THE INPUT:
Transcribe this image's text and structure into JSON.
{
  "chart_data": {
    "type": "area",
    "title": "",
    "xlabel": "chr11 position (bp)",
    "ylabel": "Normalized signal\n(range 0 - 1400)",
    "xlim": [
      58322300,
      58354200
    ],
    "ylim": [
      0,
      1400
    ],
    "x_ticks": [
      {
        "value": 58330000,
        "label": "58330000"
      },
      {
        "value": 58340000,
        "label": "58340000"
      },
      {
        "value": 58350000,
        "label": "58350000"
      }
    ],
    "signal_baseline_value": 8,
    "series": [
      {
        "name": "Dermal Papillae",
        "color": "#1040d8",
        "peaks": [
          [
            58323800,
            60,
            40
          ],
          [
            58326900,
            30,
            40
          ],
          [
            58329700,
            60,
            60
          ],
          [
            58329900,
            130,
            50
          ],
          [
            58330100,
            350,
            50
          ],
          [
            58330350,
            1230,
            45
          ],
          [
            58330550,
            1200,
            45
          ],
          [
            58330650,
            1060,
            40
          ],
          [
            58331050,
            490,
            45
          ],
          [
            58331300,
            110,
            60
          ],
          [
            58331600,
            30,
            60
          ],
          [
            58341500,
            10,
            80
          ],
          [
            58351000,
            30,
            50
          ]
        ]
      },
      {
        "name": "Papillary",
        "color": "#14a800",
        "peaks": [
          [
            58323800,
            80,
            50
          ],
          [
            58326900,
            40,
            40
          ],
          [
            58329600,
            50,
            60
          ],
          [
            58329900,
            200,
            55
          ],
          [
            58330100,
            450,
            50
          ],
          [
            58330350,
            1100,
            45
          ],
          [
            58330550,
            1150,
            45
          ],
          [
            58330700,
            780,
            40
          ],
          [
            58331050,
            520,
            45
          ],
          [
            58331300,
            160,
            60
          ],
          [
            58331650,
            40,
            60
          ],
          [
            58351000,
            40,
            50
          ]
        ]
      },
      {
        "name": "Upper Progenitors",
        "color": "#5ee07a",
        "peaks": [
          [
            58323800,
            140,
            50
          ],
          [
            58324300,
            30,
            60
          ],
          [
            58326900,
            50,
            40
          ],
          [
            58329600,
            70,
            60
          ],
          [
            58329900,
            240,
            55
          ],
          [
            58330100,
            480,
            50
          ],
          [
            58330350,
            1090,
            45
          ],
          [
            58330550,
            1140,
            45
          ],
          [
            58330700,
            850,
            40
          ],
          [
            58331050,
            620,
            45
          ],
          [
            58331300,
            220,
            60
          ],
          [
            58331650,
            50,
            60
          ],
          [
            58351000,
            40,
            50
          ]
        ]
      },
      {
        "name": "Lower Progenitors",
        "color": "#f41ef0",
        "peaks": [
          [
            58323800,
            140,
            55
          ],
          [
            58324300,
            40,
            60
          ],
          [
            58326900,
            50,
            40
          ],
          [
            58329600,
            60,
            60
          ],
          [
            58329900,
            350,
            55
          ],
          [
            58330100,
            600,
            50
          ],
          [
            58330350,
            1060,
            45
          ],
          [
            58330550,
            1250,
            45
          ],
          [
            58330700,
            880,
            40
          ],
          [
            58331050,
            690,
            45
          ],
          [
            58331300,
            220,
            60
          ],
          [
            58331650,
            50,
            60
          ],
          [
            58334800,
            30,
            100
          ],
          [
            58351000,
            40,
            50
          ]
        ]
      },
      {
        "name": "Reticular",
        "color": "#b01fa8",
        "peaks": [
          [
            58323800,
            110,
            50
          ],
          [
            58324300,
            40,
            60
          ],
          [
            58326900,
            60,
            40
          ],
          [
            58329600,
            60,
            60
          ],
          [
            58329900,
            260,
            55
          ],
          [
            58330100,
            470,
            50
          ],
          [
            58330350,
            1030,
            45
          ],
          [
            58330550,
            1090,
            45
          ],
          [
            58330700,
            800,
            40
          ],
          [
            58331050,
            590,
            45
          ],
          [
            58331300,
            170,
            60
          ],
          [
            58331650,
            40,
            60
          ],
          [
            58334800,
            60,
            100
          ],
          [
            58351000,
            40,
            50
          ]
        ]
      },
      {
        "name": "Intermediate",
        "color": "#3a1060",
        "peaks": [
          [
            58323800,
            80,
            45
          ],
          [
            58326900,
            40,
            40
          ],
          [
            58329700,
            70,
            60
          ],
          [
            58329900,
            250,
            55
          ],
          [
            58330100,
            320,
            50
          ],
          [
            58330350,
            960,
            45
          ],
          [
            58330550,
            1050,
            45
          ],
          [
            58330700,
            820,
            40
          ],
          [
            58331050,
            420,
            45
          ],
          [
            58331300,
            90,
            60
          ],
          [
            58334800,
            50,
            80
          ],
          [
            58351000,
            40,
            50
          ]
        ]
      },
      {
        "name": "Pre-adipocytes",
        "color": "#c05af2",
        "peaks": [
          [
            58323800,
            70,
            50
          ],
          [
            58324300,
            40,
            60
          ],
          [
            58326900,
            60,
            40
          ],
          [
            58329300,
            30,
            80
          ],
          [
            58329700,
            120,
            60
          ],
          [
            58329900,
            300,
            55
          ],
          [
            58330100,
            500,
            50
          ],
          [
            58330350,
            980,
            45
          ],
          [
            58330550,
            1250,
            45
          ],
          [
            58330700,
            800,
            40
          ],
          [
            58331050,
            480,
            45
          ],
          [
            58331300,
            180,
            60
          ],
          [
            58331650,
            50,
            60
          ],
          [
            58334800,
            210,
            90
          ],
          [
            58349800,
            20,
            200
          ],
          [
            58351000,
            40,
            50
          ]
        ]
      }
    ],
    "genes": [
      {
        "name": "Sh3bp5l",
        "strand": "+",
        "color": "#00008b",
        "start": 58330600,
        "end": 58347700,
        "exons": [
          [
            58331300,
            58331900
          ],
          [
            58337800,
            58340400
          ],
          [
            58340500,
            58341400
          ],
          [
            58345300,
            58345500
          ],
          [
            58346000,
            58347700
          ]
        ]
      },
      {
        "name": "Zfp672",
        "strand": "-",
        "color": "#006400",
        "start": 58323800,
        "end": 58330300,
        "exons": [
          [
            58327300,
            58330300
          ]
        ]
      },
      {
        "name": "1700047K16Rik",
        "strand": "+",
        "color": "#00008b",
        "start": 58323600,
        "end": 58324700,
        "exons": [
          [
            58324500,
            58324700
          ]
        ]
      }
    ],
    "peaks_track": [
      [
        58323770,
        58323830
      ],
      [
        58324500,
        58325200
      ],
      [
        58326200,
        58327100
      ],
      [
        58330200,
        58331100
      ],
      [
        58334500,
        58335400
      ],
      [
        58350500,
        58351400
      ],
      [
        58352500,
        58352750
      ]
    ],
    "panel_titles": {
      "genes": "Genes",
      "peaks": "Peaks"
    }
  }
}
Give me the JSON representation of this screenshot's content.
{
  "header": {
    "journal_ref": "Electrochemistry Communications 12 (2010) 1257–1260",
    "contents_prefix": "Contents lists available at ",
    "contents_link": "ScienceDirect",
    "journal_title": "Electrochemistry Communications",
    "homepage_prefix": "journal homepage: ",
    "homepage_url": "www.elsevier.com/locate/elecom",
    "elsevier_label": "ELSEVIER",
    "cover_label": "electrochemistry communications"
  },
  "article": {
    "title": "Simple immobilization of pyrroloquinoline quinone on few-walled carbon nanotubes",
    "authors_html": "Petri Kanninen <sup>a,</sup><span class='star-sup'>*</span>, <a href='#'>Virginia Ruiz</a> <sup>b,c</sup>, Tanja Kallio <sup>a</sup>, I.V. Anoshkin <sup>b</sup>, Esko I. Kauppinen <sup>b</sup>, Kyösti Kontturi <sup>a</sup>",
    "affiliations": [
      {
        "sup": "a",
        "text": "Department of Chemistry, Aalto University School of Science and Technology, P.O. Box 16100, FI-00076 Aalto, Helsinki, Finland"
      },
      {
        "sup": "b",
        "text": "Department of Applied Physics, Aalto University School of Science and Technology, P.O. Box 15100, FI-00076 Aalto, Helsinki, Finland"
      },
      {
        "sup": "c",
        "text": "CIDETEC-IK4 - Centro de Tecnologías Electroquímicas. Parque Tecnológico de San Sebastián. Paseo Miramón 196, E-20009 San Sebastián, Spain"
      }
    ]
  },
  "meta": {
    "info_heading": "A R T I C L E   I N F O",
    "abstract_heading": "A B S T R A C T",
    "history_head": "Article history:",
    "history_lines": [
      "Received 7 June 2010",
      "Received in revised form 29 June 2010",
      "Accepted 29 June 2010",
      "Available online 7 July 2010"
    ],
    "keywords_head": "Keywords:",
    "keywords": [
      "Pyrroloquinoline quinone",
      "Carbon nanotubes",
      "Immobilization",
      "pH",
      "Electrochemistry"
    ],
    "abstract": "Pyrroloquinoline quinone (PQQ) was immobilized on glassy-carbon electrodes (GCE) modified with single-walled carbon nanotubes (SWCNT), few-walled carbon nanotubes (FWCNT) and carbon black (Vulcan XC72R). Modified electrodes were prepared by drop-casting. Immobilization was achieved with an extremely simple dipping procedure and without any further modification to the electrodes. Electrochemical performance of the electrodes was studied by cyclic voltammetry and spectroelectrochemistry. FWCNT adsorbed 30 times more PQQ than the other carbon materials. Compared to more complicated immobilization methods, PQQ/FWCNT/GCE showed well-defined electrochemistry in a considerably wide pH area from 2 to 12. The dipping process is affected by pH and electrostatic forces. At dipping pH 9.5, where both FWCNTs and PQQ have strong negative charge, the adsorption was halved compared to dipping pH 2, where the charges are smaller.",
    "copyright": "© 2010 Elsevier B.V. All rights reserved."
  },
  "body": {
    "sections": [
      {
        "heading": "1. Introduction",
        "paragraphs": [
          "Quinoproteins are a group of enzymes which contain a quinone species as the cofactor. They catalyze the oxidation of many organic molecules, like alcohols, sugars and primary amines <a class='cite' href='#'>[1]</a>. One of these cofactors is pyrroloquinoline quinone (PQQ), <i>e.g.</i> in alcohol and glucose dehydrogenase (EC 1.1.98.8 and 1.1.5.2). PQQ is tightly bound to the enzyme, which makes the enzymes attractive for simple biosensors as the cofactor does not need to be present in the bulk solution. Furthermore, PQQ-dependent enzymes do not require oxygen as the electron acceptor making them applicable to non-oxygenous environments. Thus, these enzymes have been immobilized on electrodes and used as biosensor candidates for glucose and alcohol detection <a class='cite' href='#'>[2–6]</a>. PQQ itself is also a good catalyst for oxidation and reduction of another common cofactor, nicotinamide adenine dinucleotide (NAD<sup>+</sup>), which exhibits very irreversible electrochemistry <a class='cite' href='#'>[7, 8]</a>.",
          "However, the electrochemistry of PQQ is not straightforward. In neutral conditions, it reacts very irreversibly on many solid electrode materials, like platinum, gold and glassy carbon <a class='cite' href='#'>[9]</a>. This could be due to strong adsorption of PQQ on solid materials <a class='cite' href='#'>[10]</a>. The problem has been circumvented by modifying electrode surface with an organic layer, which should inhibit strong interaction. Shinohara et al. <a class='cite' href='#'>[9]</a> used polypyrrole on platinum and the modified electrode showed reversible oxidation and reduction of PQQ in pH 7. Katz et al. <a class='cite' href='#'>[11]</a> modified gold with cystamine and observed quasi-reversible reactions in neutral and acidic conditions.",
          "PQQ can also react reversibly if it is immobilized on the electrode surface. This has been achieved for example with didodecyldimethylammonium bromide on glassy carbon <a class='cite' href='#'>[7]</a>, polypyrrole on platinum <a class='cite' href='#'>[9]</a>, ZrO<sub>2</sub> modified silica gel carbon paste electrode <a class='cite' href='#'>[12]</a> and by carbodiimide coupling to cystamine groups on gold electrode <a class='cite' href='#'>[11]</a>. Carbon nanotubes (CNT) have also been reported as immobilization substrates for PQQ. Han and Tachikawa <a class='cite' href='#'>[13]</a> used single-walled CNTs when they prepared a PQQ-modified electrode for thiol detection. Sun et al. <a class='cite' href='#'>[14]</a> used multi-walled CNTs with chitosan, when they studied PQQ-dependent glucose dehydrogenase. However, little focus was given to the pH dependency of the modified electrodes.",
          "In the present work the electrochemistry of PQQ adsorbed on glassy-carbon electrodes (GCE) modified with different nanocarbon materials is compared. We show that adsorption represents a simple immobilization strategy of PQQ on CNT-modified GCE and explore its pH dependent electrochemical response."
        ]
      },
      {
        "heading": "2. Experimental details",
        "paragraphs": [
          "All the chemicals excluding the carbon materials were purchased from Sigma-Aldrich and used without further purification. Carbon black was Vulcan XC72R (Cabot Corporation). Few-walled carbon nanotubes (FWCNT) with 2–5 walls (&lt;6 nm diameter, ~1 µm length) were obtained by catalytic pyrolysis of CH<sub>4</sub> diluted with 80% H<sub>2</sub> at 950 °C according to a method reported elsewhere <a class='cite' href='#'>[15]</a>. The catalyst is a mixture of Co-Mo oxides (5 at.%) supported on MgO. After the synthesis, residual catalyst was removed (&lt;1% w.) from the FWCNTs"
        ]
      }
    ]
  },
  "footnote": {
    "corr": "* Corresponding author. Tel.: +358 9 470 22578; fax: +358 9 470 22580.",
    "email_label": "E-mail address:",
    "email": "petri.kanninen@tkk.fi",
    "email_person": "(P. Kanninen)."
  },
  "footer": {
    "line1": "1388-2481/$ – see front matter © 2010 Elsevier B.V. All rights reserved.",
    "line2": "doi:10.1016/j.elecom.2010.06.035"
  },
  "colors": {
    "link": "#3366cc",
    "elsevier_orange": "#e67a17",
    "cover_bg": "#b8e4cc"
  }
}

DIRECTIONS: Across the listing above, report every line where "Helsinki" occurs.

RESPONSE TO THIS TASK:
        "text": "Department of Chemistry, Aalto University School of Science and Technology, P.O. Box 16100, FI-00076 Aalto, Helsinki, Finland"
        "text": "Department of Applied Physics, Aalto University School of Science and Technology, P.O. Box 15100, FI-00076 Aalto, Helsinki, Finland"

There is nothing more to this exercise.